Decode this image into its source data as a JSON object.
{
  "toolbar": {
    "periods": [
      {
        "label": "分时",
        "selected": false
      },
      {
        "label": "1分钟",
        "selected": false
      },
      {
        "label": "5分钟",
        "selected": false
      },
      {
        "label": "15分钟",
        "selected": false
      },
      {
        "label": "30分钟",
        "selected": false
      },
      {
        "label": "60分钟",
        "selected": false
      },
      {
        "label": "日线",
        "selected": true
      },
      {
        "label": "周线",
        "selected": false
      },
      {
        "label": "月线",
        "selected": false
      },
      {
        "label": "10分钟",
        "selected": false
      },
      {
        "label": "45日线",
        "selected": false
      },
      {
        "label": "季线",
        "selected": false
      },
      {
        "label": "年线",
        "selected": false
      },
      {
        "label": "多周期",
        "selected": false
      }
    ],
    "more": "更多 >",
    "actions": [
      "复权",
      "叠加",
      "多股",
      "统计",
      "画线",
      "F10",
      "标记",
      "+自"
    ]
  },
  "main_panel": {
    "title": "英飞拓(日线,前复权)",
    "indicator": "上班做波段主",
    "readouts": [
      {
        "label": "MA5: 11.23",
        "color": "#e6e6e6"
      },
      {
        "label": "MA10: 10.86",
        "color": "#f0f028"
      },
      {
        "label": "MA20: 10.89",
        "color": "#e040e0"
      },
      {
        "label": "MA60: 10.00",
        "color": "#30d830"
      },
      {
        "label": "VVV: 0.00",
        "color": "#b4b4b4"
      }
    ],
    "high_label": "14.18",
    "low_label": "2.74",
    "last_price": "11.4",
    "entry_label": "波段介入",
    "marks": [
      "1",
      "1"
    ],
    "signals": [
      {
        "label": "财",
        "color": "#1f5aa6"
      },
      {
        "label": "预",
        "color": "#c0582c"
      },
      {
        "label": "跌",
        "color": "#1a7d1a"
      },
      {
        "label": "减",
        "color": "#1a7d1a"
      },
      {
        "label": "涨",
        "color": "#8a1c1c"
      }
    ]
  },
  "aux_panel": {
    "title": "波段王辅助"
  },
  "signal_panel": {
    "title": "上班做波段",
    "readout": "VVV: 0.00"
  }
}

Task prompt
From the records above, extract every entry exactly as given.

Output
Decode this image into its source data as a JSON object.
{
  "toolbar": {
    "periods": [
      {
        "label": "分时",
        "selected": false
      },
      {
        "label": "1分钟",
        "selected": false
      },
      {
        "label": "5分钟",
        "selected": false
      },
      {
        "label": "15分钟",
        "selected": false
      },
      {
        "label": "30分钟",
        "selected": false
      },
      {
        "label": "60分钟",
        "selected": false
      },
      {
        "label": "日线",
        "selected": true
      },
      {
        "label": "周线",
        "selected": false
      },
      {
        "label": "月线",
        "selected": false
      },
      {
        "label": "10分钟",
        "selected": false
      },
      {
        "label": "45日线",
        "selected": false
      },
      {
        "label": "季线",
        "selected": false
      },
      {
        "label": "年线",
        "selected": false
      },
      {
        "label": "多周期",
        "selected": false
      }
    ],
    "more": "更多 >",
    "actions": [
      "复权",
      "叠加",
      "多股",
      "统计",
      "画线",
      "F10",
      "标记",
      "+自"
    ]
  },
  "main_panel": {
    "title": "英飞拓(日线,前复权)",
    "indicator": "上班做波段主",
    "readouts": [
      {
        "label": "MA5: 11.23",
        "color": "#e6e6e6"
      },
      {
        "label": "MA10: 10.86",
        "color": "#f0f028"
      },
      {
        "label": "MA20: 10.89",
        "color": "#e040e0"
      },
      {
        "label": "MA60: 10.00",
        "color": "#30d830"
      },
      {
        "label": "VVV: 0.00",
        "color": "#b4b4b4"
      }
    ],
    "high_label": "14.18",
    "low_label": "2.74",
    "last_price": "11.4",
    "entry_label": "波段介入",
    "marks": [
      "1",
      "1"
    ],
    "signals": [
      {
        "label": "财",
        "color": "#1f5aa6"
      },
      {
        "label": "预",
        "color": "#c0582c"
      },
      {
        "label": "跌",
        "color": "#1a7d1a"
      },
      {
        "label": "减",
        "color": "#1a7d1a"
      },
      {
        "label": "涨",
        "color": "#8a1c1c"
      }
    ]
  },
  "aux_panel": {
    "title": "波段王辅助"
  },
  "signal_panel": {
    "title": "上班做波段",
    "readout": "VVV: 0.00"
  }
}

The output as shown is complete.